CONSIGNES DE L'EXERCICE:
a) Quels sont tous les noms de personnes qui figurent dans le texte sur Philippe Sénart ?
b) D'après le texte sur Philippe Sénart, qu'était-il avant tout ?
c) Transcrivez le passage du texte sur Philippe Sénart qui commence par « Pierre de BOISDEFFRE » et se poursuit jusqu'à « de littérature classique. ».
══ TEXTE À ÉTUDIER
Partagez sur "Philippe Sénart (1922-2013), camelot des Lettres"
« Aborder la littérature par son côté le plus modeste… la critique »
Pierre de BOISDEFFRE
Début septembre, dans la paisible tiédeur d’un petit village cévenol niché au creux des montagnes jadis tant célébrées par le romancier André Chamson, un homme, Philippe Sénart, s’en est allé. Certains ont pu écrire au détour d’un article que « cet homme était l’un des Français les plus cultivés qui se pouvaient rencontrer dans une après-guerre terriblement marquée par les idéologies totalitaires ». Philippe Sénart était avant tout un critique littéraire, amoureux des belles lettres et pétri de littérature classique.
════
══ EXTRAITS DE DONNÉES
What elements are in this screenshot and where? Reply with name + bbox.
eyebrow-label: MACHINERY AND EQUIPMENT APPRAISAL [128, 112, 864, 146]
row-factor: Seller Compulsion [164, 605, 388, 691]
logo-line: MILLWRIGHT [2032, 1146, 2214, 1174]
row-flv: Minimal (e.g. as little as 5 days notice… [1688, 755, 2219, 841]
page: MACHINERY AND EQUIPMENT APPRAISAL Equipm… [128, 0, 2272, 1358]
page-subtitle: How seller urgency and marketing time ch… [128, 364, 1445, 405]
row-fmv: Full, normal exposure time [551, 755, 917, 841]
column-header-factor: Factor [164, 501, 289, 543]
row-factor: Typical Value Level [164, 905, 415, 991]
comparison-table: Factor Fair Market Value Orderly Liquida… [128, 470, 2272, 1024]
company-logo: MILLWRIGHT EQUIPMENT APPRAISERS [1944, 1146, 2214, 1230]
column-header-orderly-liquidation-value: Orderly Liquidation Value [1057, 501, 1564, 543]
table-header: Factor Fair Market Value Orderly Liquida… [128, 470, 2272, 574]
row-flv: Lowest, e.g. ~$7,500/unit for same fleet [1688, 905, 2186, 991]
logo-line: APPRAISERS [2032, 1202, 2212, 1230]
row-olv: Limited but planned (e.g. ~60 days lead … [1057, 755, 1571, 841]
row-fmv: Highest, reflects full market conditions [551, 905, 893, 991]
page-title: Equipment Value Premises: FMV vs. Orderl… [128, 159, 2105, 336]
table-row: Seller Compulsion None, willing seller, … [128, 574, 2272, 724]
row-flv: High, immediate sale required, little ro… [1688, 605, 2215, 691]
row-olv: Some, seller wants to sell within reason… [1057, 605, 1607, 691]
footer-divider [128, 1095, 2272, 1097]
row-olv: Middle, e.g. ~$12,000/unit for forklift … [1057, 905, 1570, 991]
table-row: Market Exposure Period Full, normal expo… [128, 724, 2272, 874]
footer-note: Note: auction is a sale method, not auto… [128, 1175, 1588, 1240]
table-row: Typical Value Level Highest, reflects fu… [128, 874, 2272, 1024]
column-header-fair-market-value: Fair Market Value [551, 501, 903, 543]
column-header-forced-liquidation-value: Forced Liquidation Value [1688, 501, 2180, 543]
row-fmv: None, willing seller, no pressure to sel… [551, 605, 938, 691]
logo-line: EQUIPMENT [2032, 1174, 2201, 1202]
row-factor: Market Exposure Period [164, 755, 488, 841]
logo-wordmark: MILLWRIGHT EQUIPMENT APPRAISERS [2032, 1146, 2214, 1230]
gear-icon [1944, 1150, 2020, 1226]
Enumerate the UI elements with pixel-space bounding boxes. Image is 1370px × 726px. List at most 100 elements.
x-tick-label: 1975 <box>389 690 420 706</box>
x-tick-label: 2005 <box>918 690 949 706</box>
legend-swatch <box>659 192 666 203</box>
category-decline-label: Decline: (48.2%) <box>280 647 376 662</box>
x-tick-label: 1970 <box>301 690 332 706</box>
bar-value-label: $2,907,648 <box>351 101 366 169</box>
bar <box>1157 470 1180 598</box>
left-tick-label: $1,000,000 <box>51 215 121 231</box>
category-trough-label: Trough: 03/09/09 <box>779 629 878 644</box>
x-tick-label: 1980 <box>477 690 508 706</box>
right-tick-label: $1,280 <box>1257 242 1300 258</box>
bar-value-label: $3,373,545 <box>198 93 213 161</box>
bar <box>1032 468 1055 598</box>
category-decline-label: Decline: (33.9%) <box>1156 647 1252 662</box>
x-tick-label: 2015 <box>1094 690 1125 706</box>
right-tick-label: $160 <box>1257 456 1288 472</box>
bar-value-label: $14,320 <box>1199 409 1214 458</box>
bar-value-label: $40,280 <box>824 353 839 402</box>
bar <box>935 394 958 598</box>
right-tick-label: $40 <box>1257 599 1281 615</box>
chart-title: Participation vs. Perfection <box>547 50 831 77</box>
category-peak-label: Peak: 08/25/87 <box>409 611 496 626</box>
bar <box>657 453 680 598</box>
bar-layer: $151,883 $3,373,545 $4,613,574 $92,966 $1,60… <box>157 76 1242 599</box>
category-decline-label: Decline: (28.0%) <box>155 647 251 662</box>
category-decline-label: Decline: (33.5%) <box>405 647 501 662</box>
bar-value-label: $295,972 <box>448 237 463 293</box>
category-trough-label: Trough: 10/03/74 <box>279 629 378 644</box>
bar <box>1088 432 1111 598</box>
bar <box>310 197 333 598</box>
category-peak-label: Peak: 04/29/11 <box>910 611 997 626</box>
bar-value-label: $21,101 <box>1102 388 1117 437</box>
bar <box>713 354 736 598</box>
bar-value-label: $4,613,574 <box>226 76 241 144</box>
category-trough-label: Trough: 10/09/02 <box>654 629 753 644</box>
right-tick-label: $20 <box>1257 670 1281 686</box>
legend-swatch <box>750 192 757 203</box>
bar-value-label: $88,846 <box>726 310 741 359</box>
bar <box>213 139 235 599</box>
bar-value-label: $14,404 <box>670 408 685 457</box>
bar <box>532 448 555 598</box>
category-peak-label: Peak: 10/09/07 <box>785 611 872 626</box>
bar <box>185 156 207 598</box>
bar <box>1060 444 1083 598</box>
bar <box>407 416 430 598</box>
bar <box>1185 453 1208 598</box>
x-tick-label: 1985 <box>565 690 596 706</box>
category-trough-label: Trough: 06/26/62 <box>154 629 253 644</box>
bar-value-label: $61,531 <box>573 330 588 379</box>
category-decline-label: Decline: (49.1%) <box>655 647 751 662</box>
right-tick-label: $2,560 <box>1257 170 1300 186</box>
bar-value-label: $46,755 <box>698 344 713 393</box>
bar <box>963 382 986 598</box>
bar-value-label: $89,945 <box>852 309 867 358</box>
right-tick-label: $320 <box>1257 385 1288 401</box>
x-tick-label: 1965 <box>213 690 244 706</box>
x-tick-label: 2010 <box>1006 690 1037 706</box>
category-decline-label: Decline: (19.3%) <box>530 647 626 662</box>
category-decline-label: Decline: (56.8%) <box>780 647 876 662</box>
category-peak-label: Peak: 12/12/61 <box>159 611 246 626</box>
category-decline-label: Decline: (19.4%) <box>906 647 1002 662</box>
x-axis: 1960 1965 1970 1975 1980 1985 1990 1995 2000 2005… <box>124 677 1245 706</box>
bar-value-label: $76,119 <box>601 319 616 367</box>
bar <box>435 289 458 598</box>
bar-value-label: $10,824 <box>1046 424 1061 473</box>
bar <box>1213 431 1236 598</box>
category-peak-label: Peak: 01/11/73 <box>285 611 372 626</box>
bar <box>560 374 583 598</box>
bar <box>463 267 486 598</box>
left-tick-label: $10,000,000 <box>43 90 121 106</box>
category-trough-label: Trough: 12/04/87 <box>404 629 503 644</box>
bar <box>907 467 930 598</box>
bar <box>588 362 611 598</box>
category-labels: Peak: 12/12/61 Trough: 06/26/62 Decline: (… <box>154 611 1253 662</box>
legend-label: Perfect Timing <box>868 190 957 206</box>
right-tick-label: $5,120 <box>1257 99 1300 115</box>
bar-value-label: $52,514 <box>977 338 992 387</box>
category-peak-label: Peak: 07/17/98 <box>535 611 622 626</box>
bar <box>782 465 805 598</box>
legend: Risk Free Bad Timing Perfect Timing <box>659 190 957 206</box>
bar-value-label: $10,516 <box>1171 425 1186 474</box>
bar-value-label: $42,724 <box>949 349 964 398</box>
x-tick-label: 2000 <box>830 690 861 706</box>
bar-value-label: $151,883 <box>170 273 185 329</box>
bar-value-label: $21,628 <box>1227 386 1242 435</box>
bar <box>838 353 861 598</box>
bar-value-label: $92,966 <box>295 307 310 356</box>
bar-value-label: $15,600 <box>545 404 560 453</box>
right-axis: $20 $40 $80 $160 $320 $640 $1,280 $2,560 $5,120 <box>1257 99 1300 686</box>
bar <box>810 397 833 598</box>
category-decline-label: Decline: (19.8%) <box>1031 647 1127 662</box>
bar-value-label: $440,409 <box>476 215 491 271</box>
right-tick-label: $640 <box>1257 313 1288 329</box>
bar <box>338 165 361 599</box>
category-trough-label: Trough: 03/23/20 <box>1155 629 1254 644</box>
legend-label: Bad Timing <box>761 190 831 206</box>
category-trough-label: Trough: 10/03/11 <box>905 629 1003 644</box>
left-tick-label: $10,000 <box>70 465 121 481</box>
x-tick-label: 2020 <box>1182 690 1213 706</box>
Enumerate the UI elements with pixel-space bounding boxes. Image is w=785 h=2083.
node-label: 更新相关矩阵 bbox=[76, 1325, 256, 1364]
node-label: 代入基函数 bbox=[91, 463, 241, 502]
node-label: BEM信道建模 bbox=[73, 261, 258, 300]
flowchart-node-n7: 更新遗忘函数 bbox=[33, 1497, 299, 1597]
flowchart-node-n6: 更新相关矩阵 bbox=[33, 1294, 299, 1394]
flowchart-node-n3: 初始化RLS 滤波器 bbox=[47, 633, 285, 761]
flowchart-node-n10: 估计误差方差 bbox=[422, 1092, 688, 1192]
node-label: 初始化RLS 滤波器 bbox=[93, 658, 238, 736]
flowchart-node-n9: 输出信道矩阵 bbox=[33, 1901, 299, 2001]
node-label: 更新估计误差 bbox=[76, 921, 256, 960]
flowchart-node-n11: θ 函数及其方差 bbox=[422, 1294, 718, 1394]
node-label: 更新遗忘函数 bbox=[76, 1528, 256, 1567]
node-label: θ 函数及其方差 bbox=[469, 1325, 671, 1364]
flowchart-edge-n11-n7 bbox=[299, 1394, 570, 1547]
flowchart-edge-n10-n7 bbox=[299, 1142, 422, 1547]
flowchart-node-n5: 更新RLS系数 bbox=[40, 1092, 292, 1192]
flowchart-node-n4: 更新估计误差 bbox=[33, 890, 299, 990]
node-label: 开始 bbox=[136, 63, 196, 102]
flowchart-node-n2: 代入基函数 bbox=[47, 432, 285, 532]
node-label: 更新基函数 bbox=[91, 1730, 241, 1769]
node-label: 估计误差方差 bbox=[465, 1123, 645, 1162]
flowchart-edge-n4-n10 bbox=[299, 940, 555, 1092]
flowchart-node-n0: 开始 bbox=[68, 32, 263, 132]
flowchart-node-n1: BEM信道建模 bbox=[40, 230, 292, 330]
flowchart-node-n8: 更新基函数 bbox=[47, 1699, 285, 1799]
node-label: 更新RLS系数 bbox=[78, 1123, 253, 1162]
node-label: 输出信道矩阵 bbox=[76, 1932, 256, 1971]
════
CORRIGÉ:
a) Philippe Sénart, Pierre de BOISDEFFRE, André Chamson

b) Un critique littéraire.

c)
Pierre de BOISDEFFRE
Début septembre, dans la paisible tiédeur d’un petit village cévenol niché au creux des montagnes jadis tant célébrées par le romancier André Chamson, un homme, Philippe Sénart, s’en est allé. Certains ont pu écrire au détour d’un article que « cet homme était l’un des Français les plus cultivés qui se pouvaient rencontrer dans une après-guerre terriblement marquée par les idéologies totalitaires ». Philippe Sénart était avant tout un critique littéraire, amoureux des belles lettres et pétri de littérature classique.